Exercise objective:
Filter these entries so that only lines with the word "connectivity" remain.

Entries with figure data:
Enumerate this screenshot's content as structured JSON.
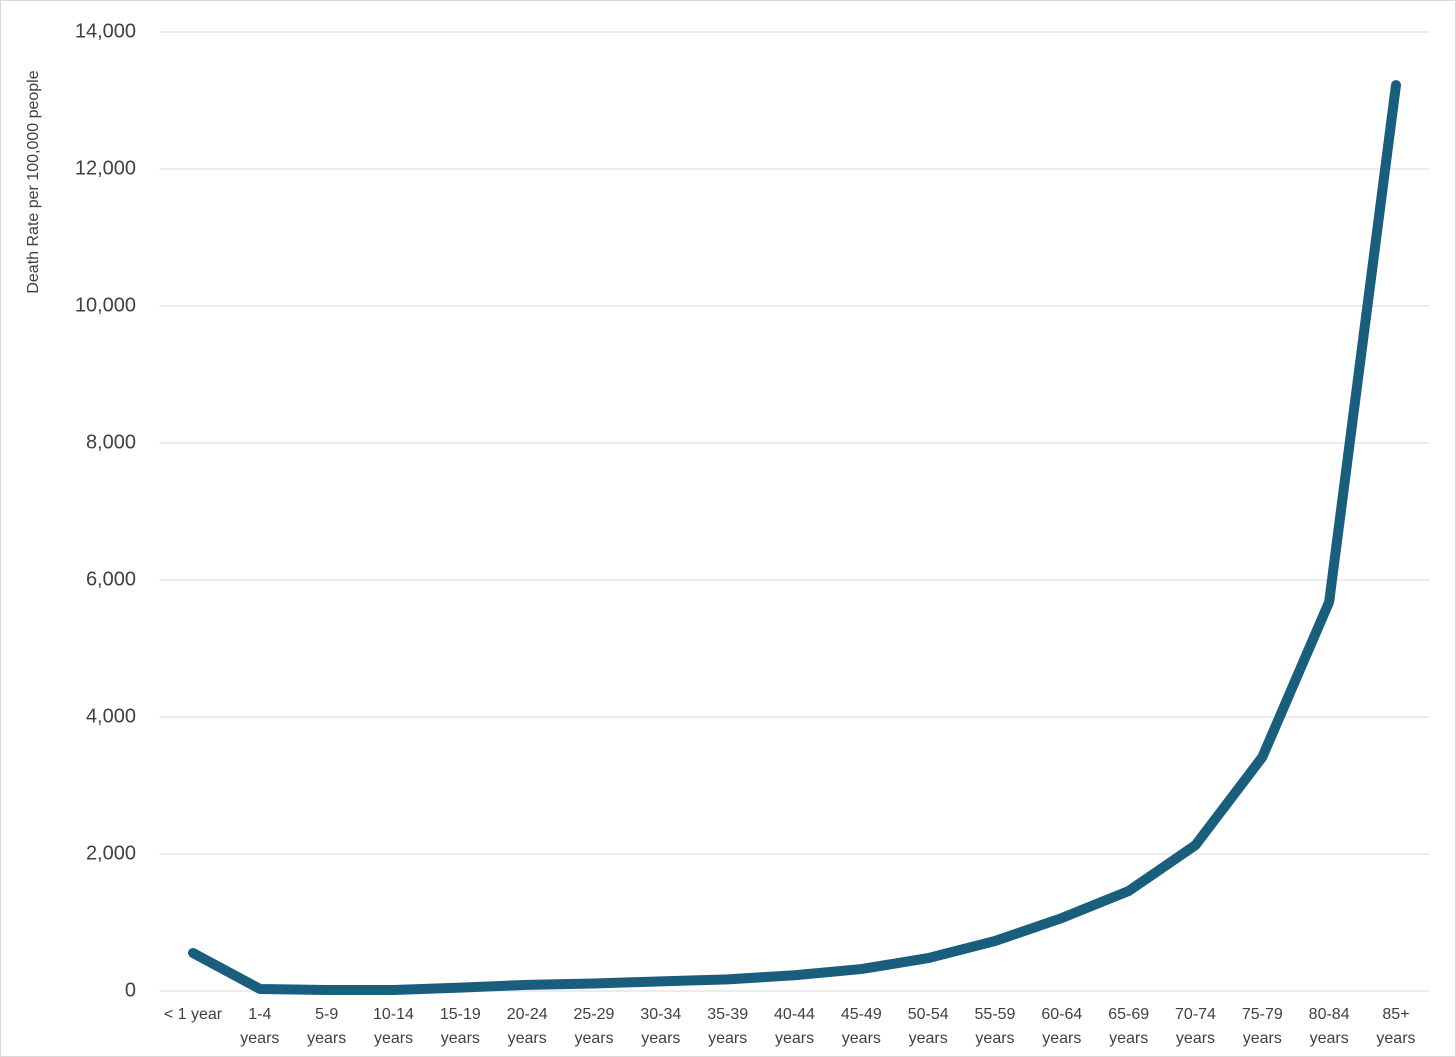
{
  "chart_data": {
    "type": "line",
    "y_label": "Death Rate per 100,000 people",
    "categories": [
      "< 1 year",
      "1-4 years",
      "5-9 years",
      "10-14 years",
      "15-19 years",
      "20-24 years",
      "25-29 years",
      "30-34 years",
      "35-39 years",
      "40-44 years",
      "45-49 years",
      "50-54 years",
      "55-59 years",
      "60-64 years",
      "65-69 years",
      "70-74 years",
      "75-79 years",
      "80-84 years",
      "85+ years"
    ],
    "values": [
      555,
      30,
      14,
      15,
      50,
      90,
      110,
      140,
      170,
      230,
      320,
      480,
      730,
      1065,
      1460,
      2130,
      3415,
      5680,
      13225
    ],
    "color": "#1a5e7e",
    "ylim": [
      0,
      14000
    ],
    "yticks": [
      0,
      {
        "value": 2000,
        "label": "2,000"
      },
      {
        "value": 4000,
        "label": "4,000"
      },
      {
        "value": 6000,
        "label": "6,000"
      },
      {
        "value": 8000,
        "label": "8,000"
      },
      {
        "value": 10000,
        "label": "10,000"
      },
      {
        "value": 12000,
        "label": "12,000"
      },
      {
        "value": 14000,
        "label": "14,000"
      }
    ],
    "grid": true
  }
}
==
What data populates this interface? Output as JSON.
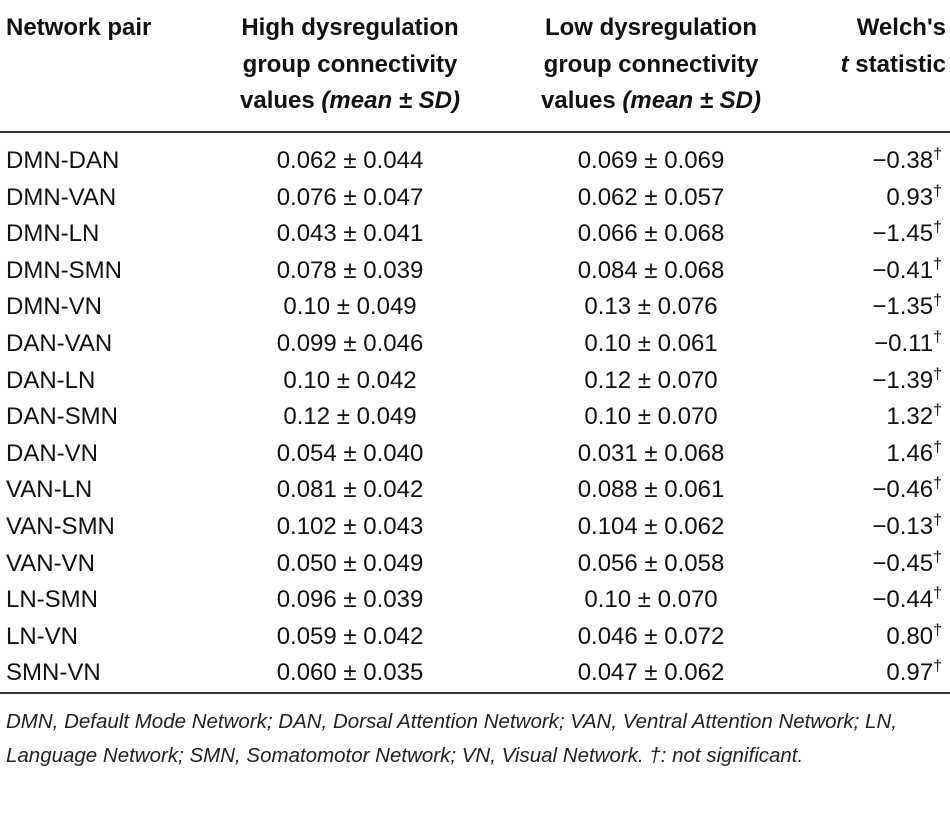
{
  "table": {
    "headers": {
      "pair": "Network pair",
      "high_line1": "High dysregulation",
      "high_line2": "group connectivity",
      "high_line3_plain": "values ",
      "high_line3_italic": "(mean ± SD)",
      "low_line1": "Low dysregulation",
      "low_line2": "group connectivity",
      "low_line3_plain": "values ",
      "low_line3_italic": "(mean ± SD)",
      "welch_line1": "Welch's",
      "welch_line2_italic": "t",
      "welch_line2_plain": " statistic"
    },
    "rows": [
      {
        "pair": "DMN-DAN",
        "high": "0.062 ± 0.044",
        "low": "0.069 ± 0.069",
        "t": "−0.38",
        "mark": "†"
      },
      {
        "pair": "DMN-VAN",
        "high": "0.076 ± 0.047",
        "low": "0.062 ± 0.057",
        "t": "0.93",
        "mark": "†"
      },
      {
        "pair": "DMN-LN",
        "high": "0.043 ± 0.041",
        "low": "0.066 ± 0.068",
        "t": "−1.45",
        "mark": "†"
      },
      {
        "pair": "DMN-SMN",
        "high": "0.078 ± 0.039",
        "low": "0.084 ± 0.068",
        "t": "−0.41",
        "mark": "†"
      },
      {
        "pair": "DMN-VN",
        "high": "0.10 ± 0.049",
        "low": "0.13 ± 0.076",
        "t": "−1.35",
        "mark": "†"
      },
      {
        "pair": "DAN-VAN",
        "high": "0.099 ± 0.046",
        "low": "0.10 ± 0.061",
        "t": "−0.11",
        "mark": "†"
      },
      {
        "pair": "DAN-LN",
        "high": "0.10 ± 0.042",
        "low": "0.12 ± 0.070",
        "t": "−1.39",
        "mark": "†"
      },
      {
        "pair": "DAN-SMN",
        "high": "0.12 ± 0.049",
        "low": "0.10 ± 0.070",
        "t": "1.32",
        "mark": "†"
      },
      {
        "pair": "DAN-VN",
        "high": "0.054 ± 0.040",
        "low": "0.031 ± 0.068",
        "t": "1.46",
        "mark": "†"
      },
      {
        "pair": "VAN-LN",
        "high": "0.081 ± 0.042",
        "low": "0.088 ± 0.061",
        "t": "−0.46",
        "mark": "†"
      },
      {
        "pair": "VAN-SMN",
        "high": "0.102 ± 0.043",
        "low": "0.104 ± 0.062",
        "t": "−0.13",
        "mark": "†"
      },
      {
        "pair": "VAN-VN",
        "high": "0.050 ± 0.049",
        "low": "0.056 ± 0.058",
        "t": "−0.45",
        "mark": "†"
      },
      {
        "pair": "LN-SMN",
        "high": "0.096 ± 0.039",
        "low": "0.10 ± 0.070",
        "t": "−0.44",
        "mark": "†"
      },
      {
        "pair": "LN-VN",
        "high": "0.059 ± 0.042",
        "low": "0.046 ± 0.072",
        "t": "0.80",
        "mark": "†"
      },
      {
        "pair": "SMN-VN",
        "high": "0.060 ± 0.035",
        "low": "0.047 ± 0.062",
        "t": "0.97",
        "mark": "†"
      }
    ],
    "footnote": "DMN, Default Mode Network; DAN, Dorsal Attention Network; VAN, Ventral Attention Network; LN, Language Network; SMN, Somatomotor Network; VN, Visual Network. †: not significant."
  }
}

Full solution:
      "high_line2": "group connectivity",
      "low_line2": "group connectivity",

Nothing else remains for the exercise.